>> Start

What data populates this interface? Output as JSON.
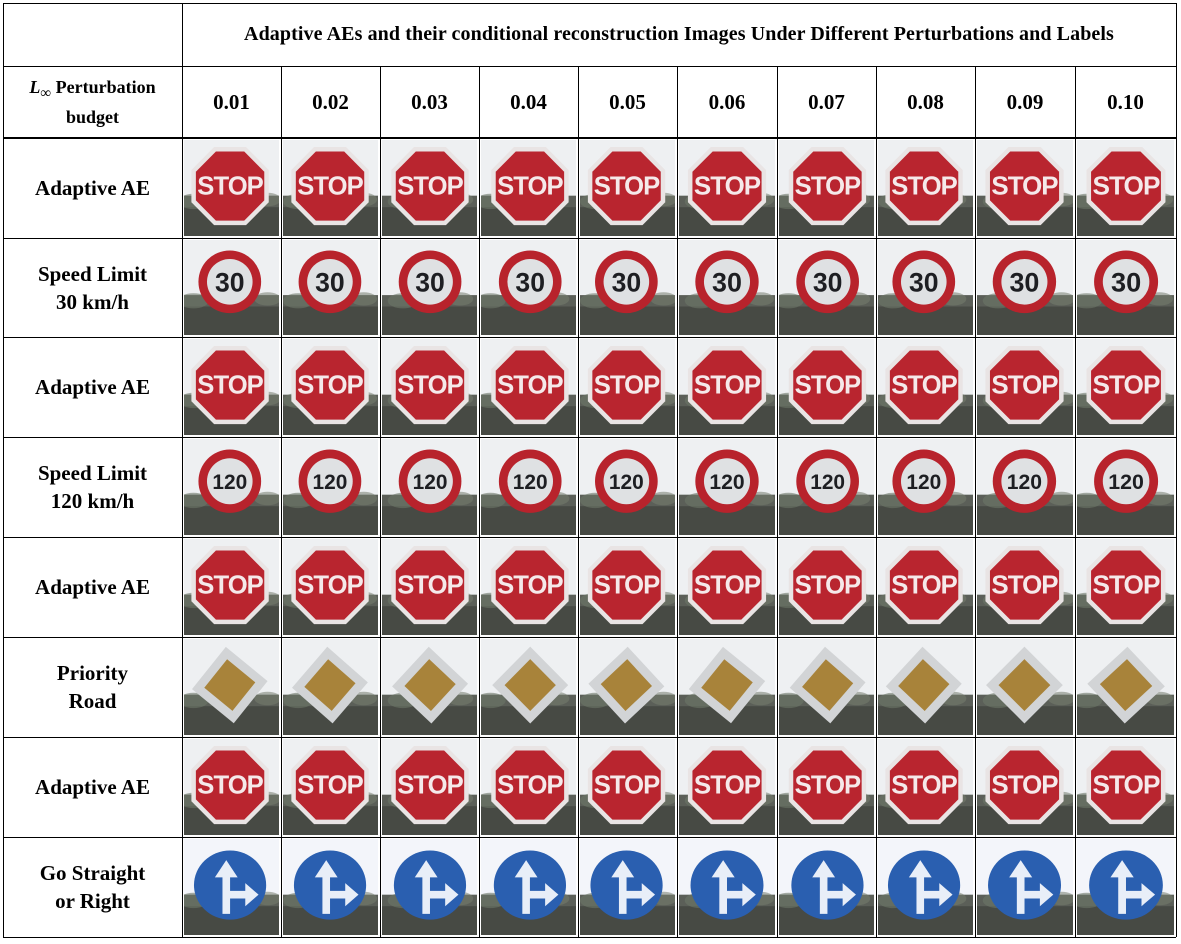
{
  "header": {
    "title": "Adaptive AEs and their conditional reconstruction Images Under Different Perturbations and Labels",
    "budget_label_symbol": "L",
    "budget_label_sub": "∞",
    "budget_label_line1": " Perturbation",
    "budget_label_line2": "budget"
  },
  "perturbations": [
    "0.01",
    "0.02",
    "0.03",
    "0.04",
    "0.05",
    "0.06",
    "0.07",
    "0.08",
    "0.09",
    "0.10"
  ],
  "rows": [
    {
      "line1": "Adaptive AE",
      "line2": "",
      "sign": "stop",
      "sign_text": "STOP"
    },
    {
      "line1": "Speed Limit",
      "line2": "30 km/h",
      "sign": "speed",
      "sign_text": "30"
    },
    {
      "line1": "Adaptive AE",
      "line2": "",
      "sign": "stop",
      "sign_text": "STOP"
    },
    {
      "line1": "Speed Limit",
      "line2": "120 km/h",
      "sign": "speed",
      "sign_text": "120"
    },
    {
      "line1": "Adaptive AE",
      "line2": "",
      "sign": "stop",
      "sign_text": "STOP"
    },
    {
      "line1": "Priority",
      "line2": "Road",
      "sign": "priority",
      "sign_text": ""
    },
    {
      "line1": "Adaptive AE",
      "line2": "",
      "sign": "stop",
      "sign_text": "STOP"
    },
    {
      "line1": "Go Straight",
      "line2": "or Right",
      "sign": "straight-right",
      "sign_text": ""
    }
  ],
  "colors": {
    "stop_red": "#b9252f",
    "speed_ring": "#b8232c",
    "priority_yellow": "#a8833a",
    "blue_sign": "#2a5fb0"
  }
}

>> End

Leaving all pictures aside, quote each record exactly.

Answer to the problem:
What data populates this interface? Output as JSON.
{
  "header": {
    "title": "Adaptive AEs and their conditional reconstruction Images Under Different Perturbations and Labels",
    "budget_label_symbol": "L",
    "budget_label_sub": "∞",
    "budget_label_line1": " Perturbation",
    "budget_label_line2": "budget"
  },
  "perturbations": [
    "0.01",
    "0.02",
    "0.03",
    "0.04",
    "0.05",
    "0.06",
    "0.07",
    "0.08",
    "0.09",
    "0.10"
  ],
  "rows": [
    {
      "line1": "Adaptive AE",
      "line2": "",
      "sign": "stop",
      "sign_text": "STOP"
    },
    {
      "line1": "Speed Limit",
      "line2": "30 km/h",
      "sign": "speed",
      "sign_text": "30"
    },
    {
      "line1": "Adaptive AE",
      "line2": "",
      "sign": "stop",
      "sign_text": "STOP"
    },
    {
      "line1": "Speed Limit",
      "line2": "120 km/h",
      "sign": "speed",
      "sign_text": "120"
    },
    {
      "line1": "Adaptive AE",
      "line2": "",
      "sign": "stop",
      "sign_text": "STOP"
    },
    {
      "line1": "Priority",
      "line2": "Road",
      "sign": "priority",
      "sign_text": ""
    },
    {
      "line1": "Adaptive AE",
      "line2": "",
      "sign": "stop",
      "sign_text": "STOP"
    },
    {
      "line1": "Go Straight",
      "line2": "or Right",
      "sign": "straight-right",
      "sign_text": ""
    }
  ],
  "colors": {
    "stop_red": "#b9252f",
    "speed_ring": "#b8232c",
    "priority_yellow": "#a8833a",
    "blue_sign": "#2a5fb0"
  }
}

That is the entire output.